*TASK DESCRIPTION*.
Copy the data precisely, character for character, and leave out every picture.

[Figure collection entries]
◆ ◆ ◆ ◆ ◆ ◆ ◆

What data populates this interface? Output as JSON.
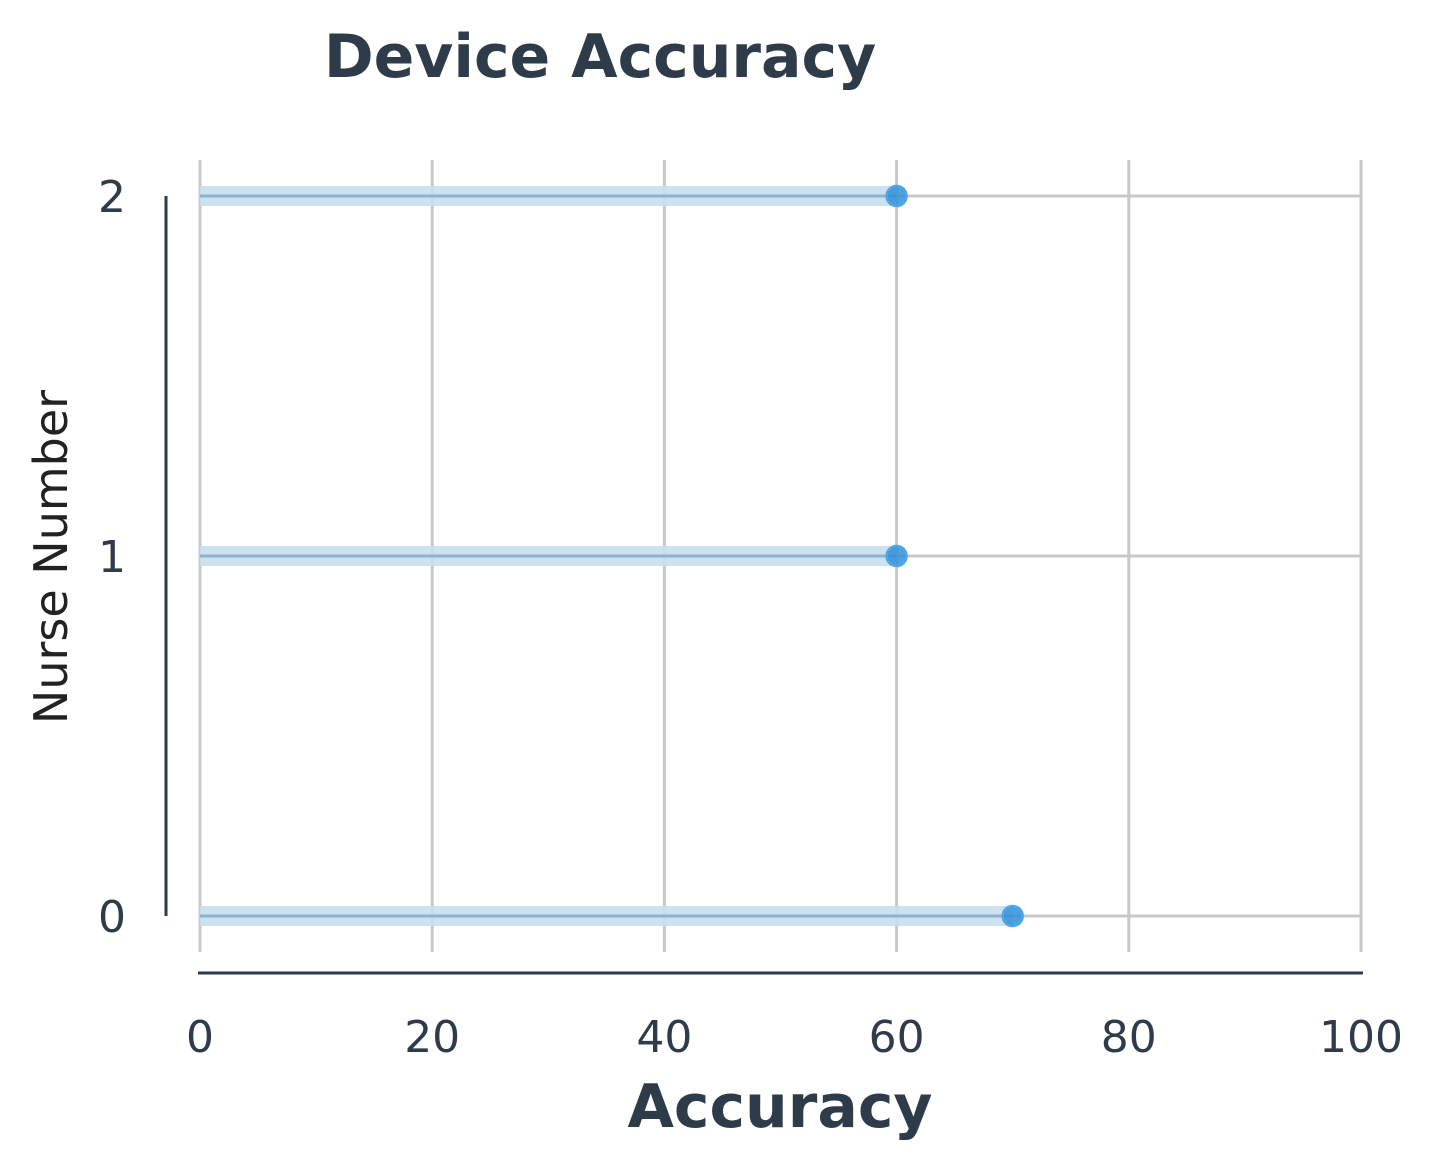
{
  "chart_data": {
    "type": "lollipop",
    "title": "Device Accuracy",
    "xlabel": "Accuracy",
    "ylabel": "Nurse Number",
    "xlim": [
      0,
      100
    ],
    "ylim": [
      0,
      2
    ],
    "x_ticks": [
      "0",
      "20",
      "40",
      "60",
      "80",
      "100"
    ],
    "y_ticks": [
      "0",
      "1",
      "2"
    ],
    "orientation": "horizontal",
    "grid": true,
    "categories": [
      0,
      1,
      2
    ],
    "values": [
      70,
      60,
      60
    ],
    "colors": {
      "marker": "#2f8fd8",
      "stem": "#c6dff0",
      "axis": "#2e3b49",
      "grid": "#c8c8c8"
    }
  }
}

◆ ◆ ◆ ◆ ◆ ◆ ◆

*SOLUTION TO THIS EXERCISE*.
What data populates this interface? Output as JSON.
{
  "chart_data": {
    "type": "lollipop",
    "title": "Device Accuracy",
    "xlabel": "Accuracy",
    "ylabel": "Nurse Number",
    "xlim": [
      0,
      100
    ],
    "ylim": [
      0,
      2
    ],
    "x_ticks": [
      "0",
      "20",
      "40",
      "60",
      "80",
      "100"
    ],
    "y_ticks": [
      "0",
      "1",
      "2"
    ],
    "orientation": "horizontal",
    "grid": true,
    "categories": [
      0,
      1,
      2
    ],
    "values": [
      70,
      60,
      60
    ],
    "colors": {
      "marker": "#2f8fd8",
      "stem": "#c6dff0",
      "axis": "#2e3b49",
      "grid": "#c8c8c8"
    }
  }
}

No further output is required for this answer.